=== Raw records ===
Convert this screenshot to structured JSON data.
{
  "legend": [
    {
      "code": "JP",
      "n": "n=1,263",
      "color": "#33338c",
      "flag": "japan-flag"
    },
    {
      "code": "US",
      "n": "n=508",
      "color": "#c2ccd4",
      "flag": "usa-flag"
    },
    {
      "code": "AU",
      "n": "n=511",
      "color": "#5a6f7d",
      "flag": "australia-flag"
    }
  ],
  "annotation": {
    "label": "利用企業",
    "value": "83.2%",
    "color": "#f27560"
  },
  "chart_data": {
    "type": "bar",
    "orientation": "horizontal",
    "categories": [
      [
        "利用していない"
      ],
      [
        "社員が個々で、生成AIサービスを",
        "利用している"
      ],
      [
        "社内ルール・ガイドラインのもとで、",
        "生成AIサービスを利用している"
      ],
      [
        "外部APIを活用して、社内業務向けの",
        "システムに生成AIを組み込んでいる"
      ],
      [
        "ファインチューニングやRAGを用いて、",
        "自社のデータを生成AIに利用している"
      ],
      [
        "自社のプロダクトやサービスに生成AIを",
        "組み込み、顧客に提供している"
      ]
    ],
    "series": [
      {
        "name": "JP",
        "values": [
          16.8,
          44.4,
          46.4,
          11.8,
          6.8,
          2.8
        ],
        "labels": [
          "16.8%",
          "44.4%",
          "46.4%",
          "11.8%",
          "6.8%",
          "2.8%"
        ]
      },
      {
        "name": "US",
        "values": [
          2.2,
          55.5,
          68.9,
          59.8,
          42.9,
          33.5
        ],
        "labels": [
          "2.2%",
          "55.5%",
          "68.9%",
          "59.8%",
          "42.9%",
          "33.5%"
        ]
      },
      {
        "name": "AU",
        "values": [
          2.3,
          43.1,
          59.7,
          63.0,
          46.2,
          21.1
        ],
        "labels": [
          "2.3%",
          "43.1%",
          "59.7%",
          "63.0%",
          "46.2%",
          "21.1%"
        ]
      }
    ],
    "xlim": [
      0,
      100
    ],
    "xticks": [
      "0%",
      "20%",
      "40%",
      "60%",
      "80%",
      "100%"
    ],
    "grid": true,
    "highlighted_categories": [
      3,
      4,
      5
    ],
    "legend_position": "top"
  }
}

=== Given request ===
Every line of the records above needs to be given again exactly.

=== Task answer ===
Convert this screenshot to structured JSON data.
{
  "legend": [
    {
      "code": "JP",
      "n": "n=1,263",
      "color": "#33338c",
      "flag": "japan-flag"
    },
    {
      "code": "US",
      "n": "n=508",
      "color": "#c2ccd4",
      "flag": "usa-flag"
    },
    {
      "code": "AU",
      "n": "n=511",
      "color": "#5a6f7d",
      "flag": "australia-flag"
    }
  ],
  "annotation": {
    "label": "利用企業",
    "value": "83.2%",
    "color": "#f27560"
  },
  "chart_data": {
    "type": "bar",
    "orientation": "horizontal",
    "categories": [
      [
        "利用していない"
      ],
      [
        "社員が個々で、生成AIサービスを",
        "利用している"
      ],
      [
        "社内ルール・ガイドラインのもとで、",
        "生成AIサービスを利用している"
      ],
      [
        "外部APIを活用して、社内業務向けの",
        "システムに生成AIを組み込んでいる"
      ],
      [
        "ファインチューニングやRAGを用いて、",
        "自社のデータを生成AIに利用している"
      ],
      [
        "自社のプロダクトやサービスに生成AIを",
        "組み込み、顧客に提供している"
      ]
    ],
    "series": [
      {
        "name": "JP",
        "values": [
          16.8,
          44.4,
          46.4,
          11.8,
          6.8,
          2.8
        ],
        "labels": [
          "16.8%",
          "44.4%",
          "46.4%",
          "11.8%",
          "6.8%",
          "2.8%"
        ]
      },
      {
        "name": "US",
        "values": [
          2.2,
          55.5,
          68.9,
          59.8,
          42.9,
          33.5
        ],
        "labels": [
          "2.2%",
          "55.5%",
          "68.9%",
          "59.8%",
          "42.9%",
          "33.5%"
        ]
      },
      {
        "name": "AU",
        "values": [
          2.3,
          43.1,
          59.7,
          63.0,
          46.2,
          21.1
        ],
        "labels": [
          "2.3%",
          "43.1%",
          "59.7%",
          "63.0%",
          "46.2%",
          "21.1%"
        ]
      }
    ],
    "xlim": [
      0,
      100
    ],
    "xticks": [
      "0%",
      "20%",
      "40%",
      "60%",
      "80%",
      "100%"
    ],
    "grid": true,
    "highlighted_categories": [
      3,
      4,
      5
    ],
    "legend_position": "top"
  }
}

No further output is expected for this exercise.